Rows from a dataset
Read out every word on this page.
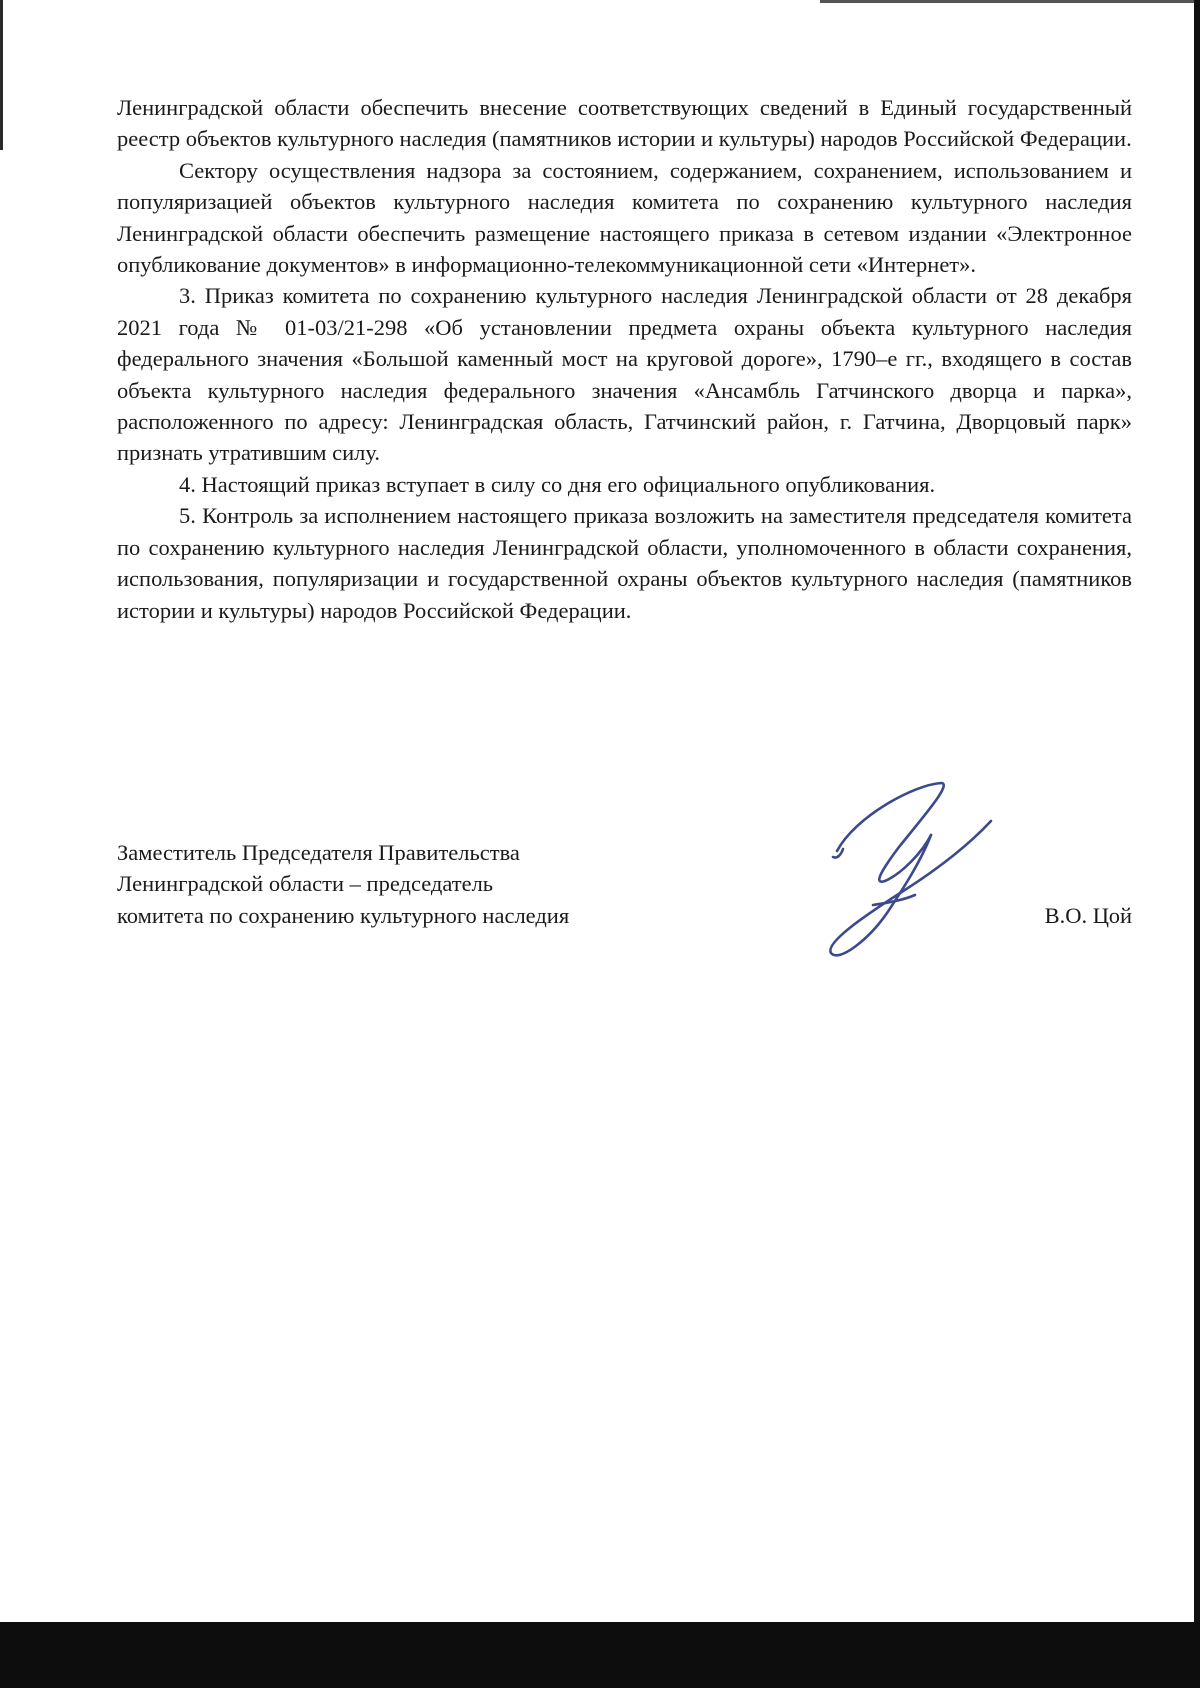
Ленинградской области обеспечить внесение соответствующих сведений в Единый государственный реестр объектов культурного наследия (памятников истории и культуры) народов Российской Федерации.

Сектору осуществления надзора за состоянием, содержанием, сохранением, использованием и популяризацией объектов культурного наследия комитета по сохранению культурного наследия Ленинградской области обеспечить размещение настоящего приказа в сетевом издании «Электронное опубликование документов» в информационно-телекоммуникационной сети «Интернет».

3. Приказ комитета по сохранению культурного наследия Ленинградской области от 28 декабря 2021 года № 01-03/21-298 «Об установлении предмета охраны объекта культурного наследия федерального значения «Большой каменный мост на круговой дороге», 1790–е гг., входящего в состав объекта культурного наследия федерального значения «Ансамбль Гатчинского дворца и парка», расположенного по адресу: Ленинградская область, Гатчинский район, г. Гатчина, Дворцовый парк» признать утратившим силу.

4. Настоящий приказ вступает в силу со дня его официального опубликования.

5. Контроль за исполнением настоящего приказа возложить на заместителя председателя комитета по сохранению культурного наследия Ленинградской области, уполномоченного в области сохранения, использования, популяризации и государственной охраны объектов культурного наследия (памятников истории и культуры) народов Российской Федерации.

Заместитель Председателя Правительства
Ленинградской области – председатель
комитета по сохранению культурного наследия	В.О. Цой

* * *

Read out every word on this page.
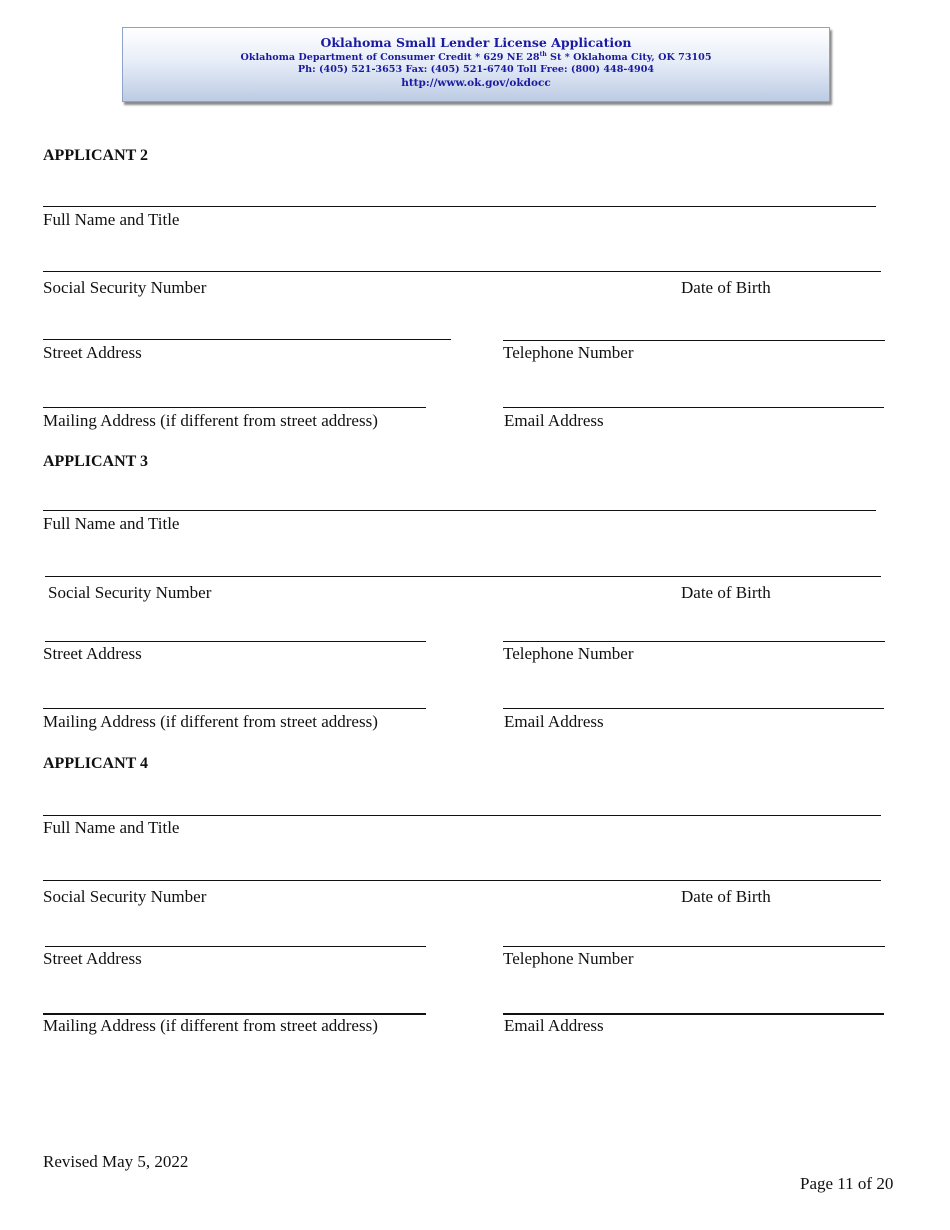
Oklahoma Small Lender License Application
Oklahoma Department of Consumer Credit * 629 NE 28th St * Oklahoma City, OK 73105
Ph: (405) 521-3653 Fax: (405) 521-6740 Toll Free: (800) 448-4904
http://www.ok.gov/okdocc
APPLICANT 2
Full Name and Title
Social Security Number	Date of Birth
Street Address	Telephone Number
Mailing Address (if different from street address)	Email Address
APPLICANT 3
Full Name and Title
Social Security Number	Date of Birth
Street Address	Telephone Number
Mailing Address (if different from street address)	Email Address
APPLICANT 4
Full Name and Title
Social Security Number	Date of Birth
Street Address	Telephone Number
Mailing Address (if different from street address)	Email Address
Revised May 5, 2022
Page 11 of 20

What to work on: Read the entries and select each line where the word "культуры" is found.

Solution for this task:
Ленинградской области обеспечить внесение соответствующих сведений в Единый государственный реестр объектов культурного наследия (памятников истории и культуры) народов Российской Федерации.
5. Контроль за исполнением настоящего приказа возложить на заместителя председателя комитета по сохранению культурного наследия Ленинградской области, уполномоченного в области сохранения, использования, популяризации и государственной охраны объектов культурного наследия (памятников истории и культуры) народов Российской Федерации.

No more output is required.